EXTRACT PROVIDED -
^^^^^^^^^^^^^^^^
Get PJ Media on your Apple

PJM Lifestyle

Is the Universe Spinning?

Considering the mystery of dark matter.

by
Ronald R. Cherry

Bio

December 19, 2013 - 12:00 pm

shutterstock_157290917

Dark matter and the so-called dark energy of our universe can be accounted for by an alternative cosmological theory. We normally think of the Big Bang as a violently expanding universe where all the mass was flung out centrifugally in a bomb-like explosion leaving essentially nothing at the center. The presence of dark energy has been proposed in this now standard cosmology since observations indicate that the universe is expanding at an accelerating rate. An alternative theory is that the Big Bang was a violent rotational expansion of matter flung off from a rotating ultra-massive black hole at its center, with the universe in an expanding (but eventually stable) rotation around the remaining dark matter (the remaining ultra-massive black hole) at the center of the universe. Under this cosmology the universe would still be expanding from the center, but decelerating centrifugally (via centripetally opposing gravitational force) into a final average orbital radius, while maintaining fixed radial acceleration (average angular velocity squared divided by average radius) and fixed angular momentum (average angular velocity times average radius times mass). Physicists in India have proposed such a theory for the Big Bang.
^^^^^^^^^^^^^^^^
INFORMATION SUPPLIED -
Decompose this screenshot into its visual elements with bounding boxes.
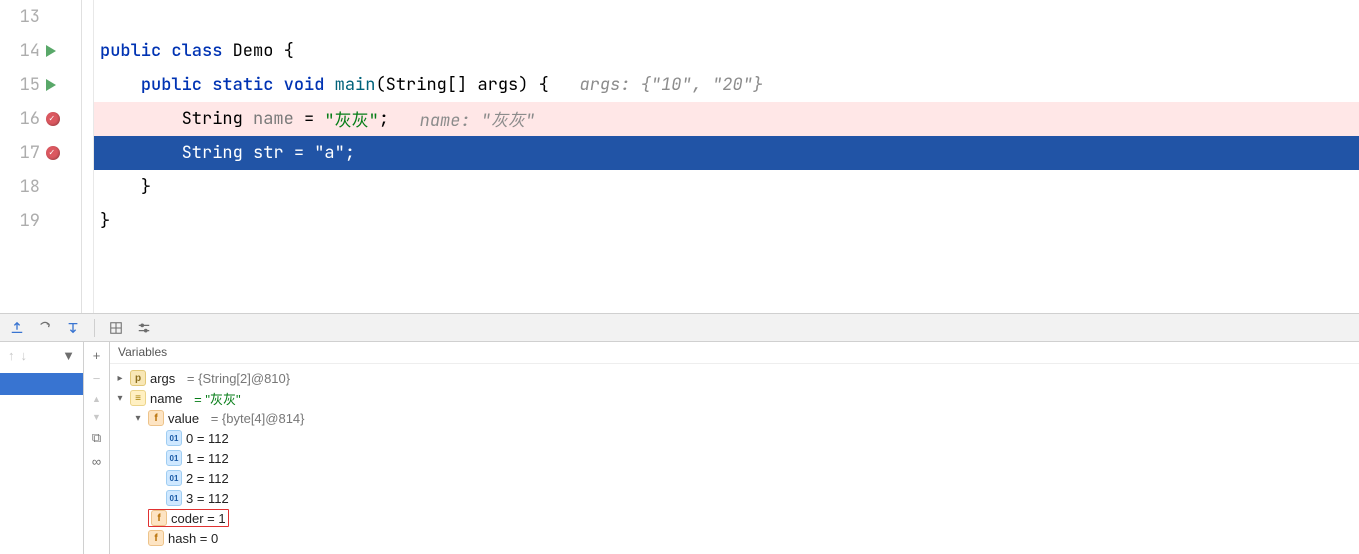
^^^^^^^^^^^^^^^^
WHAT THIS TASK INVOLVES - List every quantity that the article on whether the universe is spinning describes as an average.

EXERCISE SOLUTION -
- final average orbital radius
- average angular velocity
- average radius